Excerpt from a dataset —
================================

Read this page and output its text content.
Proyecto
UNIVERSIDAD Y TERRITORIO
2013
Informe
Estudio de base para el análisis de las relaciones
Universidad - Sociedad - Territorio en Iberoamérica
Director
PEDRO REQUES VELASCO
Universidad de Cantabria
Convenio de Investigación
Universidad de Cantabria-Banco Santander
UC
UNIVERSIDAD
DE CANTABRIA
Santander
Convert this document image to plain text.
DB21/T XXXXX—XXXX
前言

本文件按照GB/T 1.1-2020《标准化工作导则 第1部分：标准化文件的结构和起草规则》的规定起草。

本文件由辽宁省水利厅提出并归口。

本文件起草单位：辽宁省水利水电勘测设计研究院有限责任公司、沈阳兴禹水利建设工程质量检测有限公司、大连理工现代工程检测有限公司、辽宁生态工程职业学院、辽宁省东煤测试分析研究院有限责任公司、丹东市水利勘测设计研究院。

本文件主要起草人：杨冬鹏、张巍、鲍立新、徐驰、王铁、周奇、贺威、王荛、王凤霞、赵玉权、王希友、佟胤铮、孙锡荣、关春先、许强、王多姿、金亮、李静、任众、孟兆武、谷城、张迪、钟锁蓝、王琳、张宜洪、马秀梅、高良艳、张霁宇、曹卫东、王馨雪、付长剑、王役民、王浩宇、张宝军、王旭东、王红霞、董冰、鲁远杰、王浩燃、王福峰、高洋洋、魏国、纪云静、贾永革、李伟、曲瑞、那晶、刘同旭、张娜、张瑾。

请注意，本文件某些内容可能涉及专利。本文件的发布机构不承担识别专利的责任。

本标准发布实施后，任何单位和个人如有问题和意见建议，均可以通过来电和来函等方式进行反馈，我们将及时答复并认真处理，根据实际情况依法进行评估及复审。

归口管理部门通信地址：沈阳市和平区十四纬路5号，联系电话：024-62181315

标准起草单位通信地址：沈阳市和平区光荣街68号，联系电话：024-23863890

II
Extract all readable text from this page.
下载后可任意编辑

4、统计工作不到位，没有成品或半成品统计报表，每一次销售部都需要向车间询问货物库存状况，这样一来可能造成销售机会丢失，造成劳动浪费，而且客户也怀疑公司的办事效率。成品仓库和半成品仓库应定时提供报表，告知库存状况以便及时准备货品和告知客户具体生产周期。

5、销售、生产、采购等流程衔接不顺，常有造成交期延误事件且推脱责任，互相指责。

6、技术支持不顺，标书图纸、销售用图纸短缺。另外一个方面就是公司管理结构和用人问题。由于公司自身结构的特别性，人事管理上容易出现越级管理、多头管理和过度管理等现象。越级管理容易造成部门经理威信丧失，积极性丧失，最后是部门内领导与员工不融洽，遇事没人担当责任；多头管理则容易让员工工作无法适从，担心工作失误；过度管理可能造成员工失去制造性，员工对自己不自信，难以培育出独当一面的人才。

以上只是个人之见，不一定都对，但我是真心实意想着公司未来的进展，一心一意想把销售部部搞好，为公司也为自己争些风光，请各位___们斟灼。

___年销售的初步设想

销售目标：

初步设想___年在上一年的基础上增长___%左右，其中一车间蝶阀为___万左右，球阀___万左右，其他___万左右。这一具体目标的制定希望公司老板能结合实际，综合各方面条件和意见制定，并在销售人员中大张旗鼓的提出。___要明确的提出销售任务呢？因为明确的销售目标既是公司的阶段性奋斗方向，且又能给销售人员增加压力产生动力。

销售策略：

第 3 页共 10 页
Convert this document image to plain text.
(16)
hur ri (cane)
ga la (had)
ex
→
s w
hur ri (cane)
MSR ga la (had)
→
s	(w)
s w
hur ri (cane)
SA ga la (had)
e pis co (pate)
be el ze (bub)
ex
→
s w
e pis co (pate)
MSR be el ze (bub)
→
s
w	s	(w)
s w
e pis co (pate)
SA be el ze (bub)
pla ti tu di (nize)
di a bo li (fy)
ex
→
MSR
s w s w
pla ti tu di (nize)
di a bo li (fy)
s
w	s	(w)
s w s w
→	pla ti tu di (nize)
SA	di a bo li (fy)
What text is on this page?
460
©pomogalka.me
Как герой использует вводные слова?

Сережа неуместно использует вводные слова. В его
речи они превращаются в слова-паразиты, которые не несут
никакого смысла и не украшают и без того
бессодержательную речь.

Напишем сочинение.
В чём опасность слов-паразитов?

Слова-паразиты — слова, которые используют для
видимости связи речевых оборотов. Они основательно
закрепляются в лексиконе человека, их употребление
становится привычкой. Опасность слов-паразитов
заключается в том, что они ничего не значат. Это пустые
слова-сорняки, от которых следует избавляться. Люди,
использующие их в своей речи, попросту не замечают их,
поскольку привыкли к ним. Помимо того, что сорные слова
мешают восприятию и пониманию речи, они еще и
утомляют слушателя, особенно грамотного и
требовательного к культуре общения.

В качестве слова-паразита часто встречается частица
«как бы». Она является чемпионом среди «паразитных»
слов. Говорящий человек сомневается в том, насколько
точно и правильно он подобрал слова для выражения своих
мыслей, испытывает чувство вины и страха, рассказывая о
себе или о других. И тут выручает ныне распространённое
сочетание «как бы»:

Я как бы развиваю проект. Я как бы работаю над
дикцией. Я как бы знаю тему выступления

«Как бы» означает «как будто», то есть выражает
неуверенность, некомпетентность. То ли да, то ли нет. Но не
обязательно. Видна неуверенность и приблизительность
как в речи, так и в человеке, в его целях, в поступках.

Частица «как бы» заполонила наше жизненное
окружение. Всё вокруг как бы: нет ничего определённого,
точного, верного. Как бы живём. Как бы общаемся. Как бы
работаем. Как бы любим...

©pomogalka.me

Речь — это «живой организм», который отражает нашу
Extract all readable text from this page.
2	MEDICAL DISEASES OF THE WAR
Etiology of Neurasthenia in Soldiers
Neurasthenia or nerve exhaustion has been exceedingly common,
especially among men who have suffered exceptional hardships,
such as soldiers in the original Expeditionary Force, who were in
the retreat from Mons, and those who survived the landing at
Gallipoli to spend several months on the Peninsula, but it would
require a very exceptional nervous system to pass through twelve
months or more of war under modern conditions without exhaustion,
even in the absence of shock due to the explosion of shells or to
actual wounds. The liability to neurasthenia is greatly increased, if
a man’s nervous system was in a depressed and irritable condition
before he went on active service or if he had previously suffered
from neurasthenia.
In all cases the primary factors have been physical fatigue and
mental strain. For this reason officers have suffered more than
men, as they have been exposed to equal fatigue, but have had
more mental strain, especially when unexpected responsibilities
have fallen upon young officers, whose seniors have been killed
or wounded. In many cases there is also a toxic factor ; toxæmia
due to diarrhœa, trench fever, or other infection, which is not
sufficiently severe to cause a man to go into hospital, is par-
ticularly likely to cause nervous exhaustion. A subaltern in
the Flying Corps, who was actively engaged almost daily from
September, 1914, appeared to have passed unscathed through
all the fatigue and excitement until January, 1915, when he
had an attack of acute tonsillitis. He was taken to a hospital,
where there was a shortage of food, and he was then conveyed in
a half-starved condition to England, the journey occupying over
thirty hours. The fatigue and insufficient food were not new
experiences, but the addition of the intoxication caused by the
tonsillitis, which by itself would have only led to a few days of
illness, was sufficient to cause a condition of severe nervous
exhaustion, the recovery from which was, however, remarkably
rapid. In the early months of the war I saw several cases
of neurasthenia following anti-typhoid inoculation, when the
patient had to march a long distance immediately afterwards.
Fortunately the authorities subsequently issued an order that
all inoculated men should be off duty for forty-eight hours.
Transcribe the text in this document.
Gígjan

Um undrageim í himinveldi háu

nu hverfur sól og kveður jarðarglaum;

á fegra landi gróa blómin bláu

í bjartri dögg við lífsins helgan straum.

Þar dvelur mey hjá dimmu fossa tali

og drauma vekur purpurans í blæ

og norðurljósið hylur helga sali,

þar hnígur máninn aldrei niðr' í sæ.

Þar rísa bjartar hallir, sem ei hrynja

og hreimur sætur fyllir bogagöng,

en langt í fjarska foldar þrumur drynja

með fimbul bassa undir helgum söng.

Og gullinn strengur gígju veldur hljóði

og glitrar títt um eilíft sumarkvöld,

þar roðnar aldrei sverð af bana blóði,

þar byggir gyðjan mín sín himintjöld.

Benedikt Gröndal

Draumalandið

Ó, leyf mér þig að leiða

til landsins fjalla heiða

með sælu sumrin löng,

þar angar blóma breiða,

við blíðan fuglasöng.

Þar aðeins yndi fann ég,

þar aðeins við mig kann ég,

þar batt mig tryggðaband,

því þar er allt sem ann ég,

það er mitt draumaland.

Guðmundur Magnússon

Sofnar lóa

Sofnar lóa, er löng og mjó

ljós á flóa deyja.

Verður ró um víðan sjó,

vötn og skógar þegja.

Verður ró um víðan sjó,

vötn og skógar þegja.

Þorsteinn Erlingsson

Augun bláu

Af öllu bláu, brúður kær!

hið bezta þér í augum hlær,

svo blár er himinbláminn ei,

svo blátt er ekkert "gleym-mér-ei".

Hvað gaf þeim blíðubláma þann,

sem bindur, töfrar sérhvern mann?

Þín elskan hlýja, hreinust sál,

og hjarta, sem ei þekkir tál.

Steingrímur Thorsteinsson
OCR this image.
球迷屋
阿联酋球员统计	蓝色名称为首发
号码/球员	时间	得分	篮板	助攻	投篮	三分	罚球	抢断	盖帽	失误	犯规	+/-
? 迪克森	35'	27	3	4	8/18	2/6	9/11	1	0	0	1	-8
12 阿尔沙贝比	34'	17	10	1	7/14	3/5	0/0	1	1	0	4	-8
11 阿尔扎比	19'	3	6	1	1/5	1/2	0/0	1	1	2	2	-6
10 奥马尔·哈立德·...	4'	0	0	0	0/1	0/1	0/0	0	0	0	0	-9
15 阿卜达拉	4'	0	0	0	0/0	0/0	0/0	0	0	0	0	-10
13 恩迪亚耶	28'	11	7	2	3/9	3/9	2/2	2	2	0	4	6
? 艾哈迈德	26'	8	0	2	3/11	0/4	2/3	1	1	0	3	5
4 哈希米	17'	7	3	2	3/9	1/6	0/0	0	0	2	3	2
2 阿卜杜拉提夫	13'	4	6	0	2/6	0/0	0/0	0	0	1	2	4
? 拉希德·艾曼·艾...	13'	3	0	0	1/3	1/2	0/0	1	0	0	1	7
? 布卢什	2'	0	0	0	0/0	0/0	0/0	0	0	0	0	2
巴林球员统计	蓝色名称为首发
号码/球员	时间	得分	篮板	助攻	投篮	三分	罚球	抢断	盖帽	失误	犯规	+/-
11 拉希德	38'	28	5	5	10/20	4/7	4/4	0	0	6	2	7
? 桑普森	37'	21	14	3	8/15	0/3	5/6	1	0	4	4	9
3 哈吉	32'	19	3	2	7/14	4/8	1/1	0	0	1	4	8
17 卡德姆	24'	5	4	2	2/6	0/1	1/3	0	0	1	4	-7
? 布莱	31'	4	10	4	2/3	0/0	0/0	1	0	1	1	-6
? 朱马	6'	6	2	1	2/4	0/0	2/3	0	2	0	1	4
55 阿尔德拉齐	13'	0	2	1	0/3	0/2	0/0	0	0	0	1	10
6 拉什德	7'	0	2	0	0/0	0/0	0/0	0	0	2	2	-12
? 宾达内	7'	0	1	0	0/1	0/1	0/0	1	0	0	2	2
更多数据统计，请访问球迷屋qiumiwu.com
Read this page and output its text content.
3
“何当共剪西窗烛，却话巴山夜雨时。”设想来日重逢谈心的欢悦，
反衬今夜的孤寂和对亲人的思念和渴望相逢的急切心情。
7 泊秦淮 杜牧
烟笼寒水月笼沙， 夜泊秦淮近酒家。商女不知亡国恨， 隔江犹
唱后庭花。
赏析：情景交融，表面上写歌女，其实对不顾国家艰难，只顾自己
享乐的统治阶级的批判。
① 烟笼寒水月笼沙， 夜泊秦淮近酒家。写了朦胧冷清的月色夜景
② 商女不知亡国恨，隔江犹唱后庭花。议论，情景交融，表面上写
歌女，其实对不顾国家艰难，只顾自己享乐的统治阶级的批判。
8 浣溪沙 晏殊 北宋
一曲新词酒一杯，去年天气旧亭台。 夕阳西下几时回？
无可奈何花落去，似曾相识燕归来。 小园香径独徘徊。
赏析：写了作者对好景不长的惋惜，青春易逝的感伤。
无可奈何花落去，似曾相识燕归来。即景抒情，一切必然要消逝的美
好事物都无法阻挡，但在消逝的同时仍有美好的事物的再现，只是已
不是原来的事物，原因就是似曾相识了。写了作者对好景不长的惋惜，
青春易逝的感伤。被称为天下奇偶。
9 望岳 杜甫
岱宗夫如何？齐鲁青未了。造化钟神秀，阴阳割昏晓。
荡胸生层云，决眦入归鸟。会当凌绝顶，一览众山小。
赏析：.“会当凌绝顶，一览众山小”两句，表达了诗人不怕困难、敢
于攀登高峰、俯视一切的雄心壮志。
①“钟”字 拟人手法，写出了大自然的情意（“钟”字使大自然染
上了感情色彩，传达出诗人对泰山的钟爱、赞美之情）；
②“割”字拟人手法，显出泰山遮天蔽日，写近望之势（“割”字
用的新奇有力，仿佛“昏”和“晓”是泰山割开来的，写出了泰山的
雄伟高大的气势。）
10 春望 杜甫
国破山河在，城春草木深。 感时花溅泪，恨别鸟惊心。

================================

REQUIREMENTS — Find every line that holds "青春易逝的感伤" and copy it.

SOLVED EXERCISE —
赏析：写了作者对好景不长的惋惜，青春易逝的感伤。
青春易逝的感伤。被称为天下奇偶。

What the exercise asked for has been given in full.